%%

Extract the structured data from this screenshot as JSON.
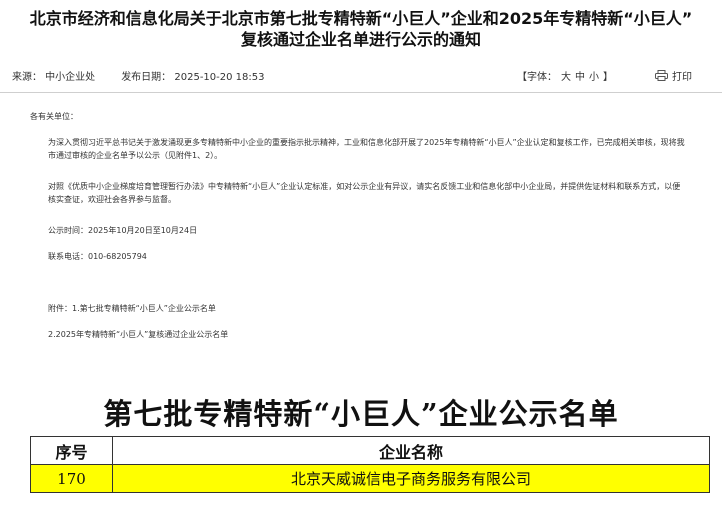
{
  "title": "北京市经济和信息化局关于北京市第七批专精特新“小巨人”企业和2025年专精特新“小巨人”\n复核通过企业名单进行公示的通知",
  "meta": {
    "source": "来源：  中小企业处",
    "date": "发布日期：  2025-10-20 18:53",
    "font_label_open": "【字体：",
    "font_large": "大",
    "font_medium": "中",
    "font_small": "小",
    "font_label_close": "】",
    "print_label": "打印",
    "print_icon": "printer-icon"
  },
  "body": {
    "salutation": "各有关单位：",
    "para1": "为深入贯彻习近平总书记关于激发涌现更多专精特新中小企业的重要指示批示精神，工业和信息化部开展了2025年专精特新“小巨人”企业认定和复核工作，已完成相关审核，现将我市通过审核的企业名单予以公示（见附件1、2）。",
    "para2": "对照《优质中小企业梯度培育管理暂行办法》中专精特新“小巨人”企业认定标准，如对公示企业有异议，请实名反馈工业和信息化部中小企业局，并提供佐证材料和联系方式，以便核实查证，欢迎社会各界参与监督。",
    "pub_time": "公示时间：2025年10月20日至10月24日",
    "phone": "联系电话：010-68205794",
    "attach1": "附件：1.第七批专精特新“小巨人”企业公示名单",
    "attach2": "2.2025年专精特新“小巨人”复核通过企业公示名单"
  },
  "list": {
    "heading": "第七批专精特新“小巨人”企业公示名单",
    "headers": [
      "序号",
      "企业名称"
    ],
    "rows": [
      [
        "170",
        "北京天威诚信电子商务服务有限公司"
      ]
    ],
    "highlight_color": "#ffff00"
  }
}
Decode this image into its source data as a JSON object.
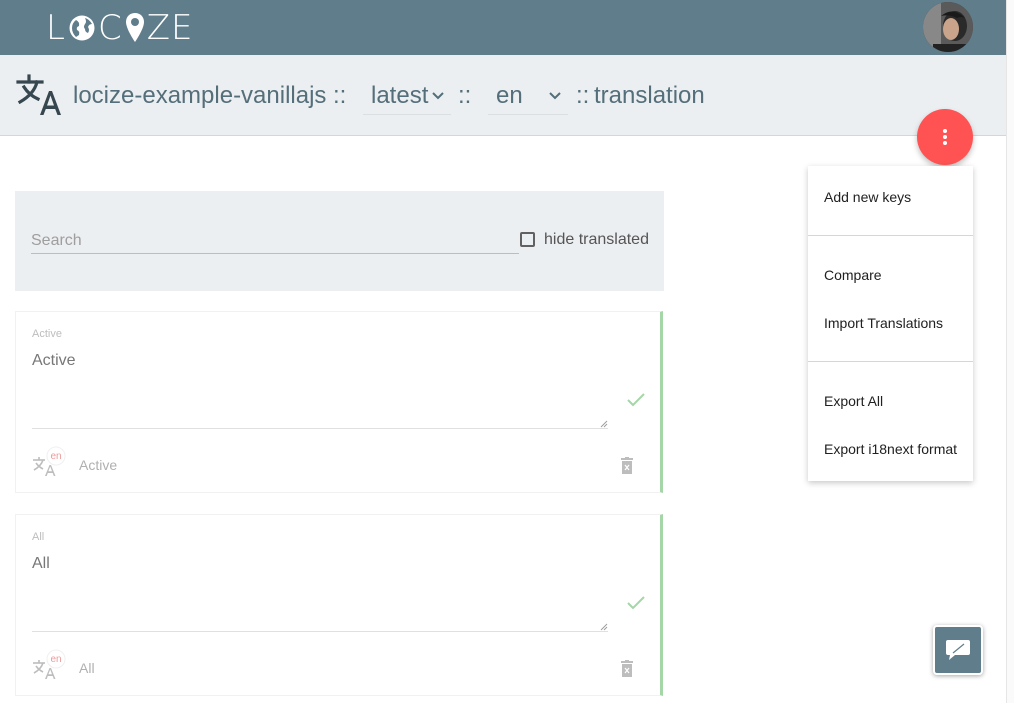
{
  "navbar": {
    "logo_letters": [
      "L",
      "C",
      "Z",
      "E"
    ],
    "logo_text": "LOCIZE",
    "bg_color": "#607d8b"
  },
  "header": {
    "project": "locize-example-vanillajs",
    "sep1": "::",
    "version": "latest",
    "sep2": "::",
    "language": "en",
    "sep3": "::",
    "namespace": "translation"
  },
  "fab": {
    "icon": "more-vert-icon",
    "color": "#ff5252"
  },
  "menu": {
    "items": [
      "Add new keys",
      "Compare",
      "Import Translations",
      "Export All",
      "Export i18next format"
    ]
  },
  "search": {
    "placeholder": "Search",
    "value": "",
    "hide_translated_label": "hide translated",
    "hide_translated_checked": false
  },
  "cards": [
    {
      "key": "Active",
      "value": "Active",
      "lang_badge": "en",
      "source": "Active",
      "status": "saved"
    },
    {
      "key": "All",
      "value": "All",
      "lang_badge": "en",
      "source": "All",
      "status": "saved"
    }
  ],
  "colors": {
    "accent": "#607d8b",
    "success": "#a5d6a7",
    "danger": "#ff5252"
  }
}
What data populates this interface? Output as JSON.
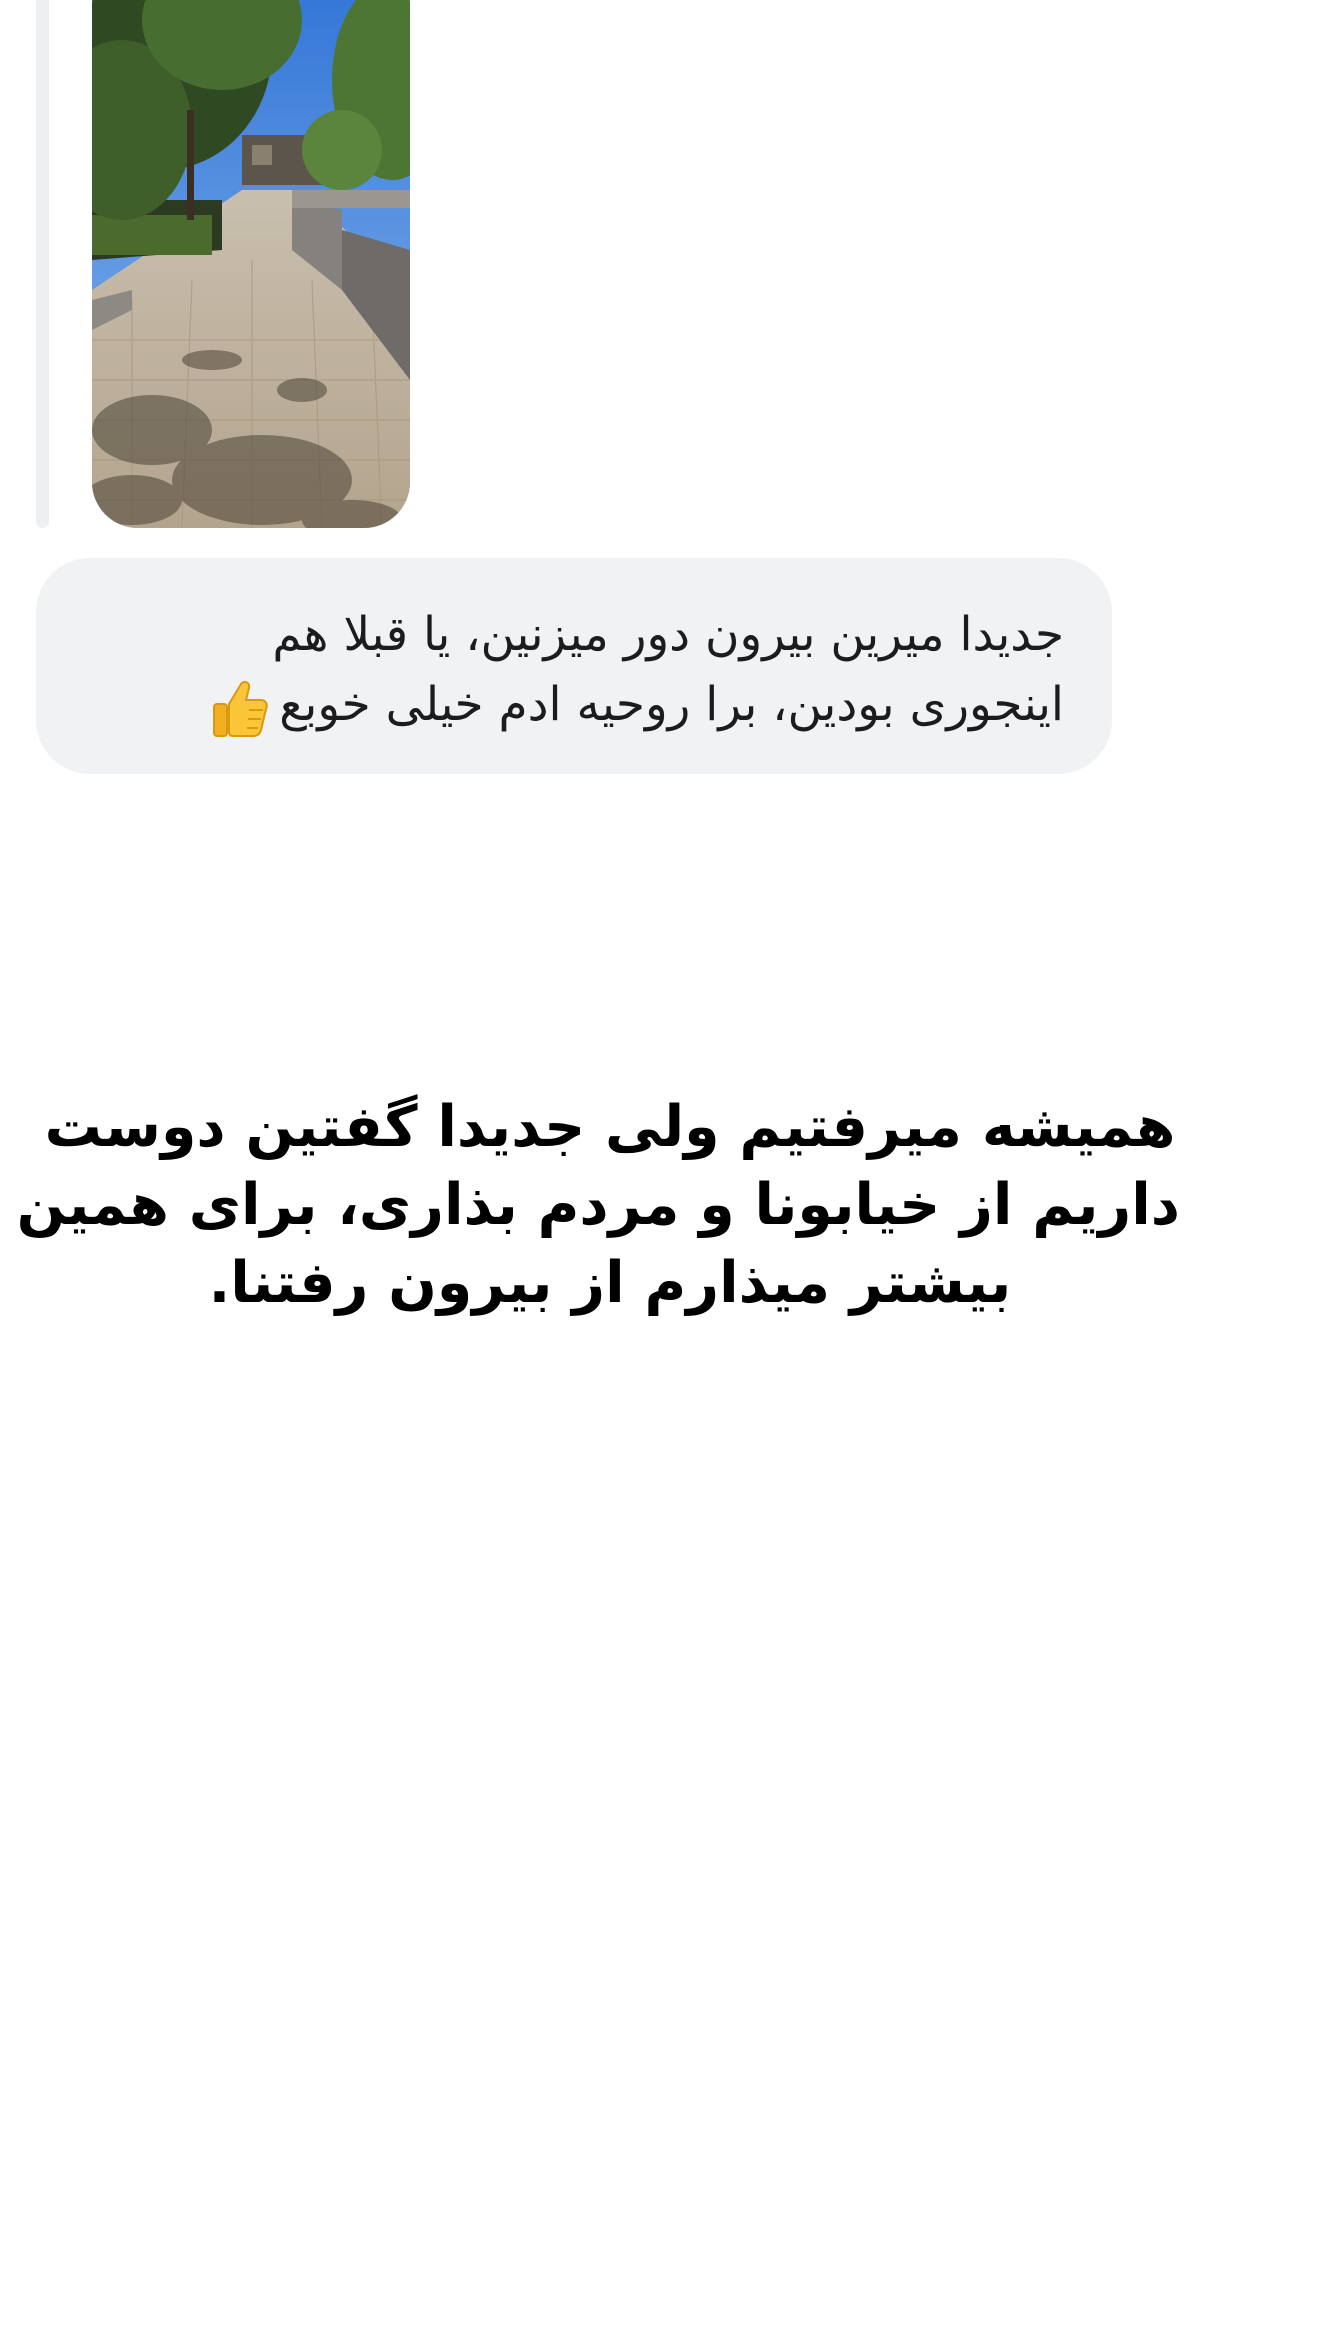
{
  "shared_photo": {
    "subject": "sunlit paved walkway between planters and trees"
  },
  "message": {
    "lines": [
      "جدیدا میرین بیرون دور میزنین، یا قبلا هم",
      "اینجوری بودین، برا روحیه ادم خیلی خوبع"
    ],
    "emoji_icon": "thumbs-up-icon"
  },
  "caption": {
    "lines": [
      "همیشه میرفتیم ولی جدیدا گفتین دوست",
      "داریم از خیابونا و مردم بذاری، برای همین",
      "بیشتر میذارم از بیرون رفتنا."
    ]
  },
  "colors": {
    "background": "#ffffff",
    "bubble": "#f1f2f4",
    "reply_bar": "#eeeff1",
    "text": "#1c1c1e"
  }
}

%%

• Short task
Gather and return every line that holds the string "جدیدا".

• Solution
      "جدیدا میرین بیرون دور میزنین، یا قبلا هم",
      "همیشه میرفتیم ولی جدیدا گفتین دوست",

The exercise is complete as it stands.